START Records to process
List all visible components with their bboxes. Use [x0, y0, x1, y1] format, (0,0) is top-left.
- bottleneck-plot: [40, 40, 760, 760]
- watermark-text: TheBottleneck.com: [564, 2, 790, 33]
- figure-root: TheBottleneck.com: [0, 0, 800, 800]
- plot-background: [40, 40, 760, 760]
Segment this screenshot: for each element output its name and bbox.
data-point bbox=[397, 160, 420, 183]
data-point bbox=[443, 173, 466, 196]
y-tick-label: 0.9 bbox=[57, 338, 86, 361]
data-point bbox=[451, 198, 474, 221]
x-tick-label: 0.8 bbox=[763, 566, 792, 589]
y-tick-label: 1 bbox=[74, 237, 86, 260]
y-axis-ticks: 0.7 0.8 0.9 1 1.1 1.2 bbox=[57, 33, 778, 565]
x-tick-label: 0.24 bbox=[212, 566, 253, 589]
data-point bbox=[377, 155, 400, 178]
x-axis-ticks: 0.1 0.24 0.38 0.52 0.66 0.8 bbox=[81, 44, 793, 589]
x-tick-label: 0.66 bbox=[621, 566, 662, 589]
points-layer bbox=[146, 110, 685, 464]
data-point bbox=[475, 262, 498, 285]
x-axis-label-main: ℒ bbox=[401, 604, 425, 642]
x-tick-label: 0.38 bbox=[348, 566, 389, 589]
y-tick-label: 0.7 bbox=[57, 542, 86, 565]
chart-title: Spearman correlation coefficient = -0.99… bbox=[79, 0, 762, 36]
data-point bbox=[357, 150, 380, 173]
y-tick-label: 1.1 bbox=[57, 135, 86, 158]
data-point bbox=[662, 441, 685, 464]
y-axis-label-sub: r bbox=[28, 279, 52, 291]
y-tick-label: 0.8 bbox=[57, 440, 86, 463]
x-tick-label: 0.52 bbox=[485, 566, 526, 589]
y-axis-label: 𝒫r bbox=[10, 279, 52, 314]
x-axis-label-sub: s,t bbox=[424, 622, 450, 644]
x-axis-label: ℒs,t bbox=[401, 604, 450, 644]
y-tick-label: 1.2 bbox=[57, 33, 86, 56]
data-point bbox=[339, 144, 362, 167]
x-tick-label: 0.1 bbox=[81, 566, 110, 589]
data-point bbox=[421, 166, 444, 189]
END Records to process
§ Exercise directions
Update the records above by replacing every occurrence of "data-point" with "scatter-marker", and leave all other text as it is.

§ Result
List all visible components with their bboxes. Use [x0, y0, x1, y1] format, (0,0) is top-left.
- bottleneck-plot: [40, 40, 760, 760]
- watermark-text: TheBottleneck.com: [564, 2, 790, 33]
- figure-root: TheBottleneck.com: [0, 0, 800, 800]
- plot-background: [40, 40, 760, 760]
Segment this screenshot: for each element output its name and bbox.
scatter-marker bbox=[397, 160, 420, 183]
scatter-marker bbox=[443, 173, 466, 196]
y-tick-label: 0.9 bbox=[57, 338, 86, 361]
scatter-marker bbox=[451, 198, 474, 221]
x-tick-label: 0.8 bbox=[763, 566, 792, 589]
y-tick-label: 1 bbox=[74, 237, 86, 260]
y-axis-ticks: 0.7 0.8 0.9 1 1.1 1.2 bbox=[57, 33, 778, 565]
x-tick-label: 0.24 bbox=[212, 566, 253, 589]
scatter-marker bbox=[377, 155, 400, 178]
x-axis-ticks: 0.1 0.24 0.38 0.52 0.66 0.8 bbox=[81, 44, 793, 589]
x-tick-label: 0.66 bbox=[621, 566, 662, 589]
points-layer bbox=[146, 110, 685, 464]
scatter-marker bbox=[475, 262, 498, 285]
x-axis-label-main: ℒ bbox=[401, 604, 425, 642]
x-tick-label: 0.38 bbox=[348, 566, 389, 589]
y-tick-label: 0.7 bbox=[57, 542, 86, 565]
chart-title: Spearman correlation coefficient = -0.99… bbox=[79, 0, 762, 36]
scatter-marker bbox=[357, 150, 380, 173]
y-tick-label: 1.1 bbox=[57, 135, 86, 158]
scatter-marker bbox=[662, 441, 685, 464]
y-axis-label-sub: r bbox=[28, 279, 52, 291]
y-tick-label: 0.8 bbox=[57, 440, 86, 463]
x-tick-label: 0.52 bbox=[485, 566, 526, 589]
y-axis-label: 𝒫r bbox=[10, 279, 52, 314]
x-axis-label-sub: s,t bbox=[424, 622, 450, 644]
x-axis-label: ℒs,t bbox=[401, 604, 450, 644]
y-tick-label: 1.2 bbox=[57, 33, 86, 56]
scatter-marker bbox=[339, 144, 362, 167]
x-tick-label: 0.1 bbox=[81, 566, 110, 589]
scatter-marker bbox=[421, 166, 444, 189]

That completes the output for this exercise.